++++ INFORMATION SHOWN ++++

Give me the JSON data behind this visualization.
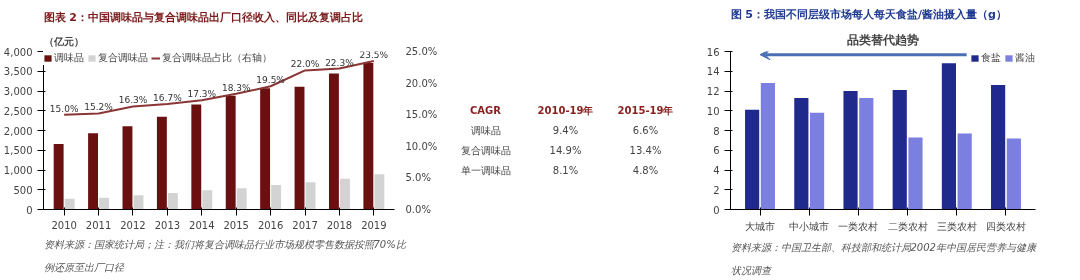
{
  "chart_data": [
    {
      "type": "bar",
      "title": "图表 2：中国调味品与复合调味品出厂口径收入、同比及复调占比",
      "ylabel": "（亿元）",
      "categories": [
        "2010",
        "2011",
        "2012",
        "2013",
        "2014",
        "2015",
        "2016",
        "2017",
        "2018",
        "2019"
      ],
      "series": [
        {
          "name": "调味品",
          "color": "#6b1010",
          "values": [
            1660,
            1930,
            2110,
            2350,
            2660,
            2880,
            3070,
            3110,
            3440,
            3710
          ]
        },
        {
          "name": "复合调味品",
          "color": "#d3d3d3",
          "values": [
            270,
            300,
            360,
            420,
            490,
            540,
            620,
            690,
            780,
            890
          ]
        },
        {
          "name": "复合调味品占比（右轴）",
          "type": "line",
          "axis": "y2",
          "color": "#8b3535",
          "values": [
            15.0,
            15.2,
            16.3,
            16.7,
            17.3,
            18.3,
            19.5,
            22.0,
            22.3,
            23.5
          ],
          "value_labels": [
            "15.0%",
            "15.2%",
            "16.3%",
            "16.7%",
            "17.3%",
            "18.3%",
            "19.5%",
            "22.0%",
            "22.3%",
            "23.5%"
          ]
        }
      ],
      "ylim": [
        0,
        4000
      ],
      "yticks": [
        0,
        500,
        {
          "value": 1000,
          "label": "1,000"
        },
        {
          "value": 1500,
          "label": "1,500"
        },
        {
          "value": 2000,
          "label": "2,000"
        },
        {
          "value": 2500,
          "label": "2,500"
        },
        {
          "value": 3000,
          "label": "3,000"
        },
        {
          "value": 3500,
          "label": "3,500"
        },
        {
          "value": 4000,
          "label": "4,000"
        }
      ],
      "y2lim": [
        0,
        25
      ],
      "y2ticks": [
        {
          "value": 0,
          "label": "0.0%"
        },
        {
          "value": 5,
          "label": "5.0%"
        },
        {
          "value": 10,
          "label": "10.0%"
        },
        {
          "value": 15,
          "label": "15.0%"
        },
        {
          "value": 20,
          "label": "20.0%"
        },
        {
          "value": 25,
          "label": "25.0%"
        }
      ],
      "grid": false,
      "legend": "top",
      "annotations": [
        "资料来源：国家统计局；注：我们将复合调味品行业市场规模零售数据按照70%比例还原至出厂口径"
      ]
    },
    {
      "type": "other",
      "annotations": [
        "CAGR",
        "2010-19年",
        "2015-19年",
        "调味品",
        "9.4%",
        "6.6%",
        "复合调味品",
        "14.9%",
        "13.4%",
        "单一调味品",
        "8.1%",
        "4.8%"
      ]
    },
    {
      "type": "bar",
      "title": "图 5：我国不同层级市场每人每天食盐/酱油摄入量（g）",
      "categories": [
        "大城市",
        "中小城市",
        "一类农村",
        "二类农村",
        "三类农村",
        "四类农村"
      ],
      "series": [
        {
          "name": "食盐",
          "color": "#1f2a8c",
          "values": [
            10.1,
            11.3,
            12.0,
            12.1,
            14.8,
            12.6
          ]
        },
        {
          "name": "酱油",
          "color": "#7b7fe0",
          "values": [
            12.8,
            9.8,
            11.3,
            7.3,
            7.7,
            7.2
          ]
        }
      ],
      "ylim": [
        0,
        16
      ],
      "yticks": [
        0,
        2,
        4,
        6,
        8,
        10,
        12,
        14,
        16
      ],
      "grid": false,
      "legend": "top",
      "annotations": [
        {
          "text": "品类替代趋势"
        },
        "资料来源：中国卫生部、科技部和统计局2002年中国居民营养与健康状况调查"
      ]
    }
  ]
}
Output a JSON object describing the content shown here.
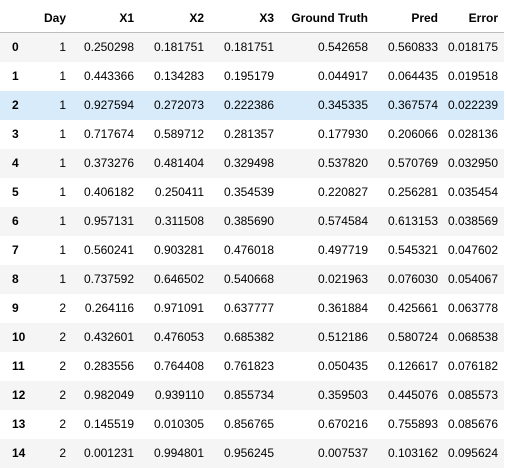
{
  "table": {
    "columns": [
      "",
      "Day",
      "X1",
      "X2",
      "X3",
      "Ground Truth",
      "Pred",
      "Error"
    ],
    "rows": [
      {
        "index": "0",
        "cells": [
          "1",
          "0.250298",
          "0.181751",
          "0.181751",
          "0.542658",
          "0.560833",
          "0.018175"
        ]
      },
      {
        "index": "1",
        "cells": [
          "1",
          "0.443366",
          "0.134283",
          "0.195179",
          "0.044917",
          "0.064435",
          "0.019518"
        ]
      },
      {
        "index": "2",
        "cells": [
          "1",
          "0.927594",
          "0.272073",
          "0.222386",
          "0.345335",
          "0.367574",
          "0.022239"
        ]
      },
      {
        "index": "3",
        "cells": [
          "1",
          "0.717674",
          "0.589712",
          "0.281357",
          "0.177930",
          "0.206066",
          "0.028136"
        ]
      },
      {
        "index": "4",
        "cells": [
          "1",
          "0.373276",
          "0.481404",
          "0.329498",
          "0.537820",
          "0.570769",
          "0.032950"
        ]
      },
      {
        "index": "5",
        "cells": [
          "1",
          "0.406182",
          "0.250411",
          "0.354539",
          "0.220827",
          "0.256281",
          "0.035454"
        ]
      },
      {
        "index": "6",
        "cells": [
          "1",
          "0.957131",
          "0.311508",
          "0.385690",
          "0.574584",
          "0.613153",
          "0.038569"
        ]
      },
      {
        "index": "7",
        "cells": [
          "1",
          "0.560241",
          "0.903281",
          "0.476018",
          "0.497719",
          "0.545321",
          "0.047602"
        ]
      },
      {
        "index": "8",
        "cells": [
          "1",
          "0.737592",
          "0.646502",
          "0.540668",
          "0.021963",
          "0.076030",
          "0.054067"
        ]
      },
      {
        "index": "9",
        "cells": [
          "2",
          "0.264116",
          "0.971091",
          "0.637777",
          "0.361884",
          "0.425661",
          "0.063778"
        ]
      },
      {
        "index": "10",
        "cells": [
          "2",
          "0.432601",
          "0.476053",
          "0.685382",
          "0.512186",
          "0.580724",
          "0.068538"
        ]
      },
      {
        "index": "11",
        "cells": [
          "2",
          "0.283556",
          "0.764408",
          "0.761823",
          "0.050435",
          "0.126617",
          "0.076182"
        ]
      },
      {
        "index": "12",
        "cells": [
          "2",
          "0.982049",
          "0.939110",
          "0.855734",
          "0.359503",
          "0.445076",
          "0.085573"
        ]
      },
      {
        "index": "13",
        "cells": [
          "2",
          "0.145519",
          "0.010305",
          "0.856765",
          "0.670216",
          "0.755893",
          "0.085676"
        ]
      },
      {
        "index": "14",
        "cells": [
          "2",
          "0.001231",
          "0.994801",
          "0.956245",
          "0.007537",
          "0.103162",
          "0.095624"
        ]
      }
    ],
    "highlighted_row": "2",
    "colors": {
      "header_border": "#bdbdbd",
      "stripe": "#f5f5f5",
      "highlight": "#d7ebfa"
    }
  }
}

++++

== REQUIRED WORK ==
Your copy should repeat each entry above exactly but contain no pictures.

== ANSWER ==
Give me the JSON data behind this visualization.
{
  "chart_data": [
    {
      "type": "bar",
      "title": "图表 2：中国调味品与复合调味品出厂口径收入、同比及复调占比",
      "ylabel": "（亿元）",
      "categories": [
        "2010",
        "2011",
        "2012",
        "2013",
        "2014",
        "2015",
        "2016",
        "2017",
        "2018",
        "2019"
      ],
      "series": [
        {
          "name": "调味品",
          "color": "#6b1010",
          "values": [
            1660,
            1930,
            2110,
            2350,
            2660,
            2880,
            3070,
            3110,
            3440,
            3710
          ]
        },
        {
          "name": "复合调味品",
          "color": "#d3d3d3",
          "values": [
            270,
            300,
            360,
            420,
            490,
            540,
            620,
            690,
            780,
            890
          ]
        },
        {
          "name": "复合调味品占比（右轴）",
          "type": "line",
          "axis": "y2",
          "color": "#8b3535",
          "values": [
            15.0,
            15.2,
            16.3,
            16.7,
            17.3,
            18.3,
            19.5,
            22.0,
            22.3,
            23.5
          ],
          "value_labels": [
            "15.0%",
            "15.2%",
            "16.3%",
            "16.7%",
            "17.3%",
            "18.3%",
            "19.5%",
            "22.0%",
            "22.3%",
            "23.5%"
          ]
        }
      ],
      "ylim": [
        0,
        4000
      ],
      "yticks": [
        0,
        500,
        {
          "value": 1000,
          "label": "1,000"
        },
        {
          "value": 1500,
          "label": "1,500"
        },
        {
          "value": 2000,
          "label": "2,000"
        },
        {
          "value": 2500,
          "label": "2,500"
        },
        {
          "value": 3000,
          "label": "3,000"
        },
        {
          "value": 3500,
          "label": "3,500"
        },
        {
          "value": 4000,
          "label": "4,000"
        }
      ],
      "y2lim": [
        0,
        25
      ],
      "y2ticks": [
        {
          "value": 0,
          "label": "0.0%"
        },
        {
          "value": 5,
          "label": "5.0%"
        },
        {
          "value": 10,
          "label": "10.0%"
        },
        {
          "value": 15,
          "label": "15.0%"
        },
        {
          "value": 20,
          "label": "20.0%"
        },
        {
          "value": 25,
          "label": "25.0%"
        }
      ],
      "grid": false,
      "legend": "top",
      "annotations": [
        "资料来源：国家统计局；注：我们将复合调味品行业市场规模零售数据按照70%比例还原至出厂口径"
      ]
    },
    {
      "type": "other",
      "annotations": [
        "CAGR",
        "2010-19年",
        "2015-19年",
        "调味品",
        "9.4%",
        "6.6%",
        "复合调味品",
        "14.9%",
        "13.4%",
        "单一调味品",
        "8.1%",
        "4.8%"
      ]
    },
    {
      "type": "bar",
      "title": "图 5：我国不同层级市场每人每天食盐/酱油摄入量（g）",
      "categories": [
        "大城市",
        "中小城市",
        "一类农村",
        "二类农村",
        "三类农村",
        "四类农村"
      ],
      "series": [
        {
          "name": "食盐",
          "color": "#1f2a8c",
          "values": [
            10.1,
            11.3,
            12.0,
            12.1,
            14.8,
            12.6
          ]
        },
        {
          "name": "酱油",
          "color": "#7b7fe0",
          "values": [
            12.8,
            9.8,
            11.3,
            7.3,
            7.7,
            7.2
          ]
        }
      ],
      "ylim": [
        0,
        16
      ],
      "yticks": [
        0,
        2,
        4,
        6,
        8,
        10,
        12,
        14,
        16
      ],
      "grid": false,
      "legend": "top",
      "annotations": [
        {
          "text": "品类替代趋势"
        },
        "资料来源：中国卫生部、科技部和统计局2002年中国居民营养与健康状况调查"
      ]
    }
  ]
}
Output a JSON object describing the content shown here.
{
  "table": {
    "columns": [
      "",
      "Day",
      "X1",
      "X2",
      "X3",
      "Ground Truth",
      "Pred",
      "Error"
    ],
    "rows": [
      {
        "index": "0",
        "cells": [
          "1",
          "0.250298",
          "0.181751",
          "0.181751",
          "0.542658",
          "0.560833",
          "0.018175"
        ]
      },
      {
        "index": "1",
        "cells": [
          "1",
          "0.443366",
          "0.134283",
          "0.195179",
          "0.044917",
          "0.064435",
          "0.019518"
        ]
      },
      {
        "index": "2",
        "cells": [
          "1",
          "0.927594",
          "0.272073",
          "0.222386",
          "0.345335",
          "0.367574",
          "0.022239"
        ]
      },
      {
        "index": "3",
        "cells": [
          "1",
          "0.717674",
          "0.589712",
          "0.281357",
          "0.177930",
          "0.206066",
          "0.028136"
        ]
      },
      {
        "index": "4",
        "cells": [
          "1",
          "0.373276",
          "0.481404",
          "0.329498",
          "0.537820",
          "0.570769",
          "0.032950"
        ]
      },
      {
        "index": "5",
        "cells": [
          "1",
          "0.406182",
          "0.250411",
          "0.354539",
          "0.220827",
          "0.256281",
          "0.035454"
        ]
      },
      {
        "index": "6",
        "cells": [
          "1",
          "0.957131",
          "0.311508",
          "0.385690",
          "0.574584",
          "0.613153",
          "0.038569"
        ]
      },
      {
        "index": "7",
        "cells": [
          "1",
          "0.560241",
          "0.903281",
          "0.476018",
          "0.497719",
          "0.545321",
          "0.047602"
        ]
      },
      {
        "index": "8",
        "cells": [
          "1",
          "0.737592",
          "0.646502",
          "0.540668",
          "0.021963",
          "0.076030",
          "0.054067"
        ]
      },
      {
        "index": "9",
        "cells": [
          "2",
          "0.264116",
          "0.971091",
          "0.637777",
          "0.361884",
          "0.425661",
          "0.063778"
        ]
      },
      {
        "index": "10",
        "cells": [
          "2",
          "0.432601",
          "0.476053",
          "0.685382",
          "0.512186",
          "0.580724",
          "0.068538"
        ]
      },
      {
        "index": "11",
        "cells": [
          "2",
          "0.283556",
          "0.764408",
          "0.761823",
          "0.050435",
          "0.126617",
          "0.076182"
        ]
      },
      {
        "index": "12",
        "cells": [
          "2",
          "0.982049",
          "0.939110",
          "0.855734",
          "0.359503",
          "0.445076",
          "0.085573"
        ]
      },
      {
        "index": "13",
        "cells": [
          "2",
          "0.145519",
          "0.010305",
          "0.856765",
          "0.670216",
          "0.755893",
          "0.085676"
        ]
      },
      {
        "index": "14",
        "cells": [
          "2",
          "0.001231",
          "0.994801",
          "0.956245",
          "0.007537",
          "0.103162",
          "0.095624"
        ]
      }
    ],
    "highlighted_row": "2",
    "colors": {
      "header_border": "#bdbdbd",
      "stripe": "#f5f5f5",
      "highlight": "#d7ebfa"
    }
  }
}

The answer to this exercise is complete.